■ Requirement
Write out every entry, unchanged. Skip any picture.

## Start Records supplied

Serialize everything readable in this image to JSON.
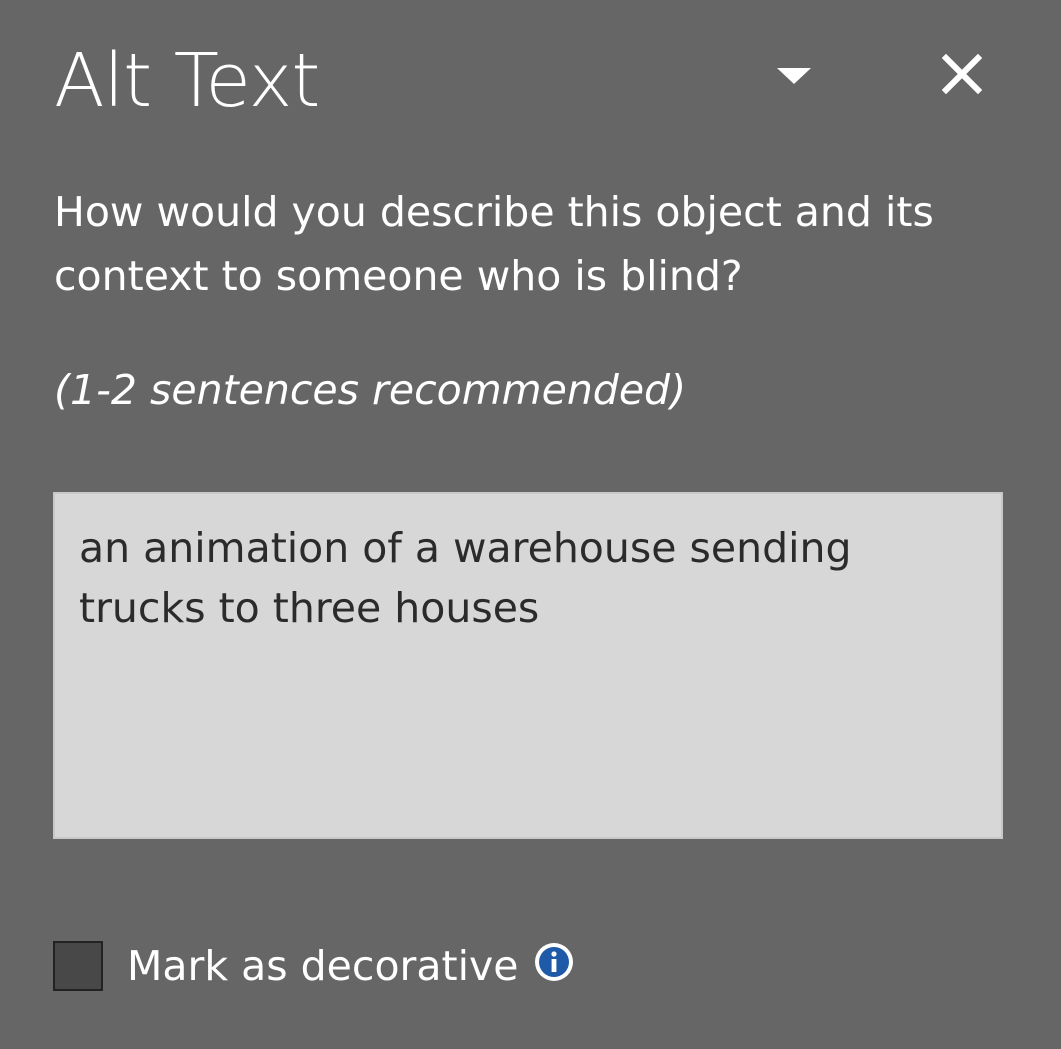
{
  "pane": {
    "title": "Alt Text",
    "dropdown_icon": "caret-down-icon",
    "close_icon": "close-icon"
  },
  "prompt": {
    "question": "How would you describe this object and its context to someone who is blind?",
    "hint": "(1-2 sentences recommended)"
  },
  "alt_text": {
    "value": "an animation of a warehouse sending trucks to three houses"
  },
  "decorative": {
    "label": "Mark as decorative",
    "checked": false,
    "info_icon": "info-icon"
  },
  "colors": {
    "background": "#666666",
    "text": "#ffffff",
    "textarea_bg": "#d7d7d7",
    "info_blue": "#1e5aa8"
  }
}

## End Records supplied

■ Solution below
Serialize everything readable in this image to JSON.
{
  "pane": {
    "title": "Alt Text",
    "dropdown_icon": "caret-down-icon",
    "close_icon": "close-icon"
  },
  "prompt": {
    "question": "How would you describe this object and its context to someone who is blind?",
    "hint": "(1-2 sentences recommended)"
  },
  "alt_text": {
    "value": "an animation of a warehouse sending trucks to three houses"
  },
  "decorative": {
    "label": "Mark as decorative",
    "checked": false,
    "info_icon": "info-icon"
  },
  "colors": {
    "background": "#666666",
    "text": "#ffffff",
    "textarea_bg": "#d7d7d7",
    "info_blue": "#1e5aa8"
  }
}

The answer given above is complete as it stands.